▶ _Exercise instructions_
Locate the word "State" in the material, then show every line that holds it.

(Items from a data source)

• • • • •

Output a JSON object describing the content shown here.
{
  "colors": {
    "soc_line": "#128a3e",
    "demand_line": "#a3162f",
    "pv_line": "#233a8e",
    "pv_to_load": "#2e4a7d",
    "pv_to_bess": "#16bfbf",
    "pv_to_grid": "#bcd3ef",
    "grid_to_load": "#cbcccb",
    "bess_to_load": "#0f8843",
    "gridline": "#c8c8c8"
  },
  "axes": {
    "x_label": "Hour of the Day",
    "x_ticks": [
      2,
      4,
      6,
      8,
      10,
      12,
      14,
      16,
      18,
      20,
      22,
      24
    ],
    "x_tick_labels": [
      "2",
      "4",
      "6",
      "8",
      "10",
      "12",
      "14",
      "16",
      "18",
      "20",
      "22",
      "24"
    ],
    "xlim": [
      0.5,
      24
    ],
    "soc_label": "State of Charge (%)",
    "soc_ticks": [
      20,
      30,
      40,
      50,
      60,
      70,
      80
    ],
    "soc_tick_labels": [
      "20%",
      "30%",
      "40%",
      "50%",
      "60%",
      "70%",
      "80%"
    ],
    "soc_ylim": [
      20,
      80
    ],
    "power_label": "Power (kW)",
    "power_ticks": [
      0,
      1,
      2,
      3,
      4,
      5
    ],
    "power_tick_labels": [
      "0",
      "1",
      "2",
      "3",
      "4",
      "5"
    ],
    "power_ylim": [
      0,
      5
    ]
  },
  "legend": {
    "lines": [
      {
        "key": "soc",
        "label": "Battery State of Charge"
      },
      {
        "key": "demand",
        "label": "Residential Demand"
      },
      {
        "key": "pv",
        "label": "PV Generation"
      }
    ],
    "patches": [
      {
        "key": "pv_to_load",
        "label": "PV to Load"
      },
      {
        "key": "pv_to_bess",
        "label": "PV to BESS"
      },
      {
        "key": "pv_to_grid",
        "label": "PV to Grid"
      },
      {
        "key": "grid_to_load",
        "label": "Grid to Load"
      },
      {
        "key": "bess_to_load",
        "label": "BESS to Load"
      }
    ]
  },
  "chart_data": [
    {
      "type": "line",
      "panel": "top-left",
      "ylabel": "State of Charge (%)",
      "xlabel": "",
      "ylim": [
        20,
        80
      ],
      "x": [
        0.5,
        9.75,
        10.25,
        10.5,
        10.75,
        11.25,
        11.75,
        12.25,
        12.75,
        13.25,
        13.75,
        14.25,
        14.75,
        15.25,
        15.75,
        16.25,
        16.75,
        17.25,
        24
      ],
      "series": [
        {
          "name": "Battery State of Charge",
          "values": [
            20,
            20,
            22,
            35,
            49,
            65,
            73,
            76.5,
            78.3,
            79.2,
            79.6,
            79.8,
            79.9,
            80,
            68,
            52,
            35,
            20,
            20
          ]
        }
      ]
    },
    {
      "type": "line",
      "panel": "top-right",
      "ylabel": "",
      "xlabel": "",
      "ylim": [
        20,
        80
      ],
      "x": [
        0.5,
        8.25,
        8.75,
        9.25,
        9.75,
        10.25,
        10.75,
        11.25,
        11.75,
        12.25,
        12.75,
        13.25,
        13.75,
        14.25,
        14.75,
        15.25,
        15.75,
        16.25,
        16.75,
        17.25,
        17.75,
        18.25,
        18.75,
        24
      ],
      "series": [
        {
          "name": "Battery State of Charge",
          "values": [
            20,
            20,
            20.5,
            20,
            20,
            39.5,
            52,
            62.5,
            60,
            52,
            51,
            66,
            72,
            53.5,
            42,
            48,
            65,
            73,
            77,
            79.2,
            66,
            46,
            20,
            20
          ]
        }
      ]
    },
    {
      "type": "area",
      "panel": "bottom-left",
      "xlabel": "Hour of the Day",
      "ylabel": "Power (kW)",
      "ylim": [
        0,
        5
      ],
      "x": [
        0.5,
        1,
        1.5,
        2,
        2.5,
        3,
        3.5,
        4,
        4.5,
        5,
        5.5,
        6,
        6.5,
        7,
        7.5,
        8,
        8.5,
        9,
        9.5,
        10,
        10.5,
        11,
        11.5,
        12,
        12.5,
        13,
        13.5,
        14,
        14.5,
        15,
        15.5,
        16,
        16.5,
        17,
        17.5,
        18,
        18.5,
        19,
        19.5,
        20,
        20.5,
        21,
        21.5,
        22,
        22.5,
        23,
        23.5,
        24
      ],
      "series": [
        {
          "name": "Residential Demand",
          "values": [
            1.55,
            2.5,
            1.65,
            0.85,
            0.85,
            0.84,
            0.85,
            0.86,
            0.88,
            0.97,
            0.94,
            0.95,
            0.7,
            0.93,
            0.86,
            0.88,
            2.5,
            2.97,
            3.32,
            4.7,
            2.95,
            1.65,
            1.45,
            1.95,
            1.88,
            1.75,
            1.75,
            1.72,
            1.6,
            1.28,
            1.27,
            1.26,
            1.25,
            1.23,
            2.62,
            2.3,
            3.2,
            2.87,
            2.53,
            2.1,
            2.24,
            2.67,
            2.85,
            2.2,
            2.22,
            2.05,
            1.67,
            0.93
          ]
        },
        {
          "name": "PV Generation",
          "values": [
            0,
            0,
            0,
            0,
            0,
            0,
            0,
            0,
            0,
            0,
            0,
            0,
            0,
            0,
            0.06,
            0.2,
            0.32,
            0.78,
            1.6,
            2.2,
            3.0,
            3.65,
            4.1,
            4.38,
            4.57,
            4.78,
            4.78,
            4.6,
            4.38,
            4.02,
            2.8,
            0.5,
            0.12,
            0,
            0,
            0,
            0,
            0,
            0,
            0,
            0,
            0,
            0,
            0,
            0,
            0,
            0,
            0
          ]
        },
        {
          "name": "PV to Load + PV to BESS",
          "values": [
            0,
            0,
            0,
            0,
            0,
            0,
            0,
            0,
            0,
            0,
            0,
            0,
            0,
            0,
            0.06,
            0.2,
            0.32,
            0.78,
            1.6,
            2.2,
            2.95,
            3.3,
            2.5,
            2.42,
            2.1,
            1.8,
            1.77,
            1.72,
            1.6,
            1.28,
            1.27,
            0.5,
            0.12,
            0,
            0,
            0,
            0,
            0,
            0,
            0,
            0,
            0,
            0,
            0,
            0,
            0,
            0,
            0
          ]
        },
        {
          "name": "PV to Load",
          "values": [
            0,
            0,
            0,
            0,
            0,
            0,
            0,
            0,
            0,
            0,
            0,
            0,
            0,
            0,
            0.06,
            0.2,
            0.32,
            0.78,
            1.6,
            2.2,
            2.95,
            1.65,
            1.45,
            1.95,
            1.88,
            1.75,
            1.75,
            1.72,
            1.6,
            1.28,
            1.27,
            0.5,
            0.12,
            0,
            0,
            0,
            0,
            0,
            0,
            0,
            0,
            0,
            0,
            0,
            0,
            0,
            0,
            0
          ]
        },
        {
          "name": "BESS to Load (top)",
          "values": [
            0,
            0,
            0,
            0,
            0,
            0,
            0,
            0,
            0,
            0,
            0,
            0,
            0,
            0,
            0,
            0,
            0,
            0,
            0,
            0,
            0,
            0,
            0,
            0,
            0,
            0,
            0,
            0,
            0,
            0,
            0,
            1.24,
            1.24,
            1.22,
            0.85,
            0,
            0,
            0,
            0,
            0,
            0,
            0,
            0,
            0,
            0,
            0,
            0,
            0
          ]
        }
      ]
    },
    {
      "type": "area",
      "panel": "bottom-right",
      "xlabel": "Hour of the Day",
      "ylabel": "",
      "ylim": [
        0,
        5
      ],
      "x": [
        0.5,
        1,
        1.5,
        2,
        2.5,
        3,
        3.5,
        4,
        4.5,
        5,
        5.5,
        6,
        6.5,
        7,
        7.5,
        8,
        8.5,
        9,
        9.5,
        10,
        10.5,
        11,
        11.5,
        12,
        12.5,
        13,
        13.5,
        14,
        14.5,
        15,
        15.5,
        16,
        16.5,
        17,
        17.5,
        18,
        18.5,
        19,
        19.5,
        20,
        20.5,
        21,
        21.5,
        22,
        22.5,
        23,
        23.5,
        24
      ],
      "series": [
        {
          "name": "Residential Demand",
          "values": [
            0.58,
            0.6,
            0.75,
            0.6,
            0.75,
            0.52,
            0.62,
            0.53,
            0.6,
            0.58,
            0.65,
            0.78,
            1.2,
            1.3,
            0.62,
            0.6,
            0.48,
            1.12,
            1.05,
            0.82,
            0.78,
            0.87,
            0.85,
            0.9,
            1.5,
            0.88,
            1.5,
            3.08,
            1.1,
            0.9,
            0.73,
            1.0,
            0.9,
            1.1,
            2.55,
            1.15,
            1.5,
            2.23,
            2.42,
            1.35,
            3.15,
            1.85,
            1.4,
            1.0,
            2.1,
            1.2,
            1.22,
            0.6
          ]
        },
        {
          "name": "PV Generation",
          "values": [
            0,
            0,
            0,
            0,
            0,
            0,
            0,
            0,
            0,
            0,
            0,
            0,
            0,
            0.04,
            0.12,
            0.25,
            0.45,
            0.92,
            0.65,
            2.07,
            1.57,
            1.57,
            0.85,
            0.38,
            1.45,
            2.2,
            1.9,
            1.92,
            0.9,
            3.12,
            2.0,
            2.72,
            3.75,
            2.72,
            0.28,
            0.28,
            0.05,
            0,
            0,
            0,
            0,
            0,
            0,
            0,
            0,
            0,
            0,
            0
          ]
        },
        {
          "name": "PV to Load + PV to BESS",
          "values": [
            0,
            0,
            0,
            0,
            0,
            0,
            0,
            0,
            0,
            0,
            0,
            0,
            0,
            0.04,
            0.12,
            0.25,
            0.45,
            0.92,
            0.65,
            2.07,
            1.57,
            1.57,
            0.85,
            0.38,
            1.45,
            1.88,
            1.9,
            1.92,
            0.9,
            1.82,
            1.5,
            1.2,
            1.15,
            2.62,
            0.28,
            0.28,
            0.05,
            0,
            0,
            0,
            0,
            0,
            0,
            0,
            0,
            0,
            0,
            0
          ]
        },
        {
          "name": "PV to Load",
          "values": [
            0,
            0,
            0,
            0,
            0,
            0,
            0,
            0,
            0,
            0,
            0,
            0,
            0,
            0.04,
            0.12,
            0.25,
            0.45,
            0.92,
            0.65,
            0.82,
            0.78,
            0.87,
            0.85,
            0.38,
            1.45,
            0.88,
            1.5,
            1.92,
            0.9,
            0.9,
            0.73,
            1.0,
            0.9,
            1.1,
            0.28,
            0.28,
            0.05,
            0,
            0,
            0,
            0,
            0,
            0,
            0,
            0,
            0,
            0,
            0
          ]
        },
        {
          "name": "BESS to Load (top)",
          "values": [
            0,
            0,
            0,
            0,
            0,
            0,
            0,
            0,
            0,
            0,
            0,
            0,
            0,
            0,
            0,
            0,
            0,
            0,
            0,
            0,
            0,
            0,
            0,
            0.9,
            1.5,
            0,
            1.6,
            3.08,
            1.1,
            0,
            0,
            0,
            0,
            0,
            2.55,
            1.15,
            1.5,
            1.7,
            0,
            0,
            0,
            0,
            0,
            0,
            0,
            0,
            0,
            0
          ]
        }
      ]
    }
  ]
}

• • • • •

▶ _Problem solution_
    "soc_label": "State of Charge (%)",
        "label": "Battery State of Charge"
      "ylabel": "State of Charge (%)",
          "name": "Battery State of Charge",
          "name": "Battery State of Charge",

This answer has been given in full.